# EXERCISE PROMPT
Gather up all lines that carry the word "معناه".

# RECORDS PROVIDED
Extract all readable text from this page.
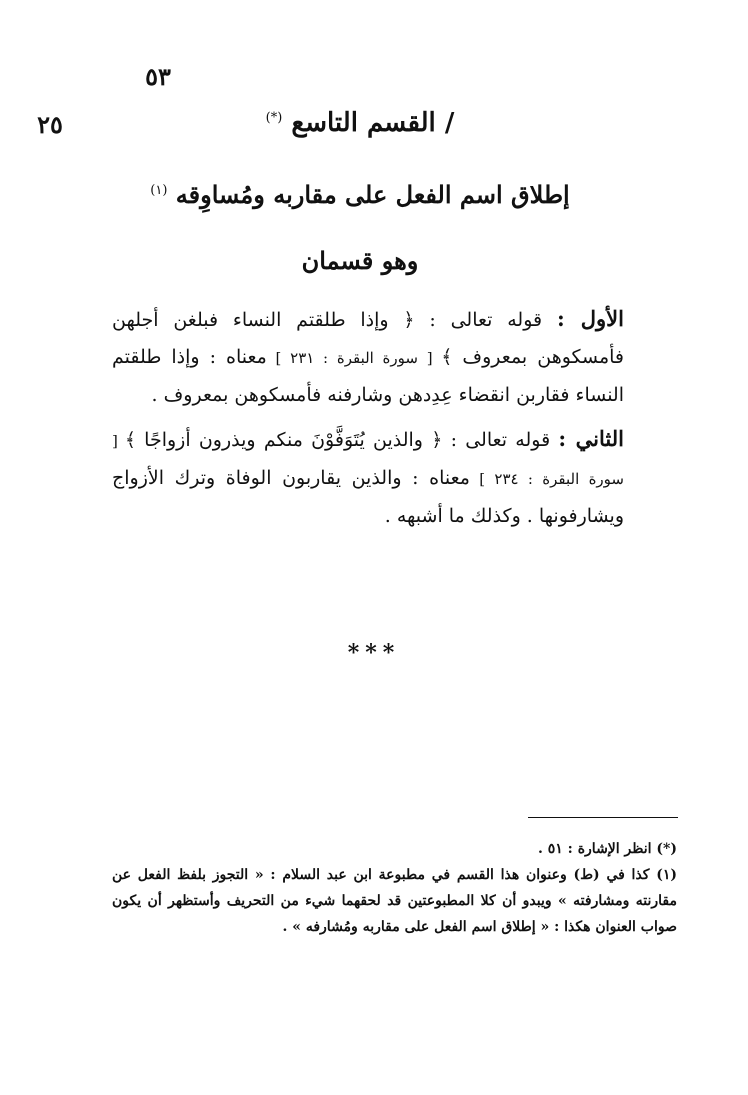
٥٣
٢٥	/ القسم التاسع (*)
إطلاق اسم الفعل على مقاربه ومُساوِقه $^{(١)}$
وهو قسمان
الأول : قوله تعالى : ﴿ وإذا طلقتم النساء فبلغن أجلهن فأمسكوهن بمعروف ﴾ [ سورة البقرة : ٢٣١ ] معناه : وإذا طلقتم النساء فقاربن انقضاء عِدِدهن وشارفنه فأمسكوهن بمعروف .
الثاني : قوله تعالى : ﴿ والذين يُتَوَفَّوْنَ منكم ويذرون أزواجًا ﴾ [ سورة البقرة : ٢٣٤ ] معناه : والذين يقاربون الوفاة وترك الأزواج ويشارفونها . وكذلك ما أشبهه .
***

(*) انظر الإشارة : ٥١ .

(١) كذا في (ط) وعنوان هذا القسم في مطبوعة ابن عبد السلام : « التجوز بلفظ الفعل عن مقارنته ومشارفته » ويبدو أن كلا المطبوعتين قد لحقهما شيء من التحريف وأستظهر أن يكون صواب العنوان هكذا : « إطلاق اسم الفعل على مقاربه ومُشارفه » .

# FINISHED TASK
الأول : قوله تعالى : ﴿ وإذا طلقتم النساء فبلغن أجلهن فأمسكوهن بمعروف ﴾ [ سورة البقرة : ٢٣١ ] معناه : وإذا طلقتم النساء فقاربن انقضاء عِدِدهن وشارفنه فأمسكوهن بمعروف .
الثاني : قوله تعالى : ﴿ والذين يُتَوَفَّوْنَ منكم ويذرون أزواجًا ﴾ [ سورة البقرة : ٢٣٤ ] معناه : والذين يقاربون الوفاة وترك الأزواج ويشارفونها . وكذلك ما أشبهه .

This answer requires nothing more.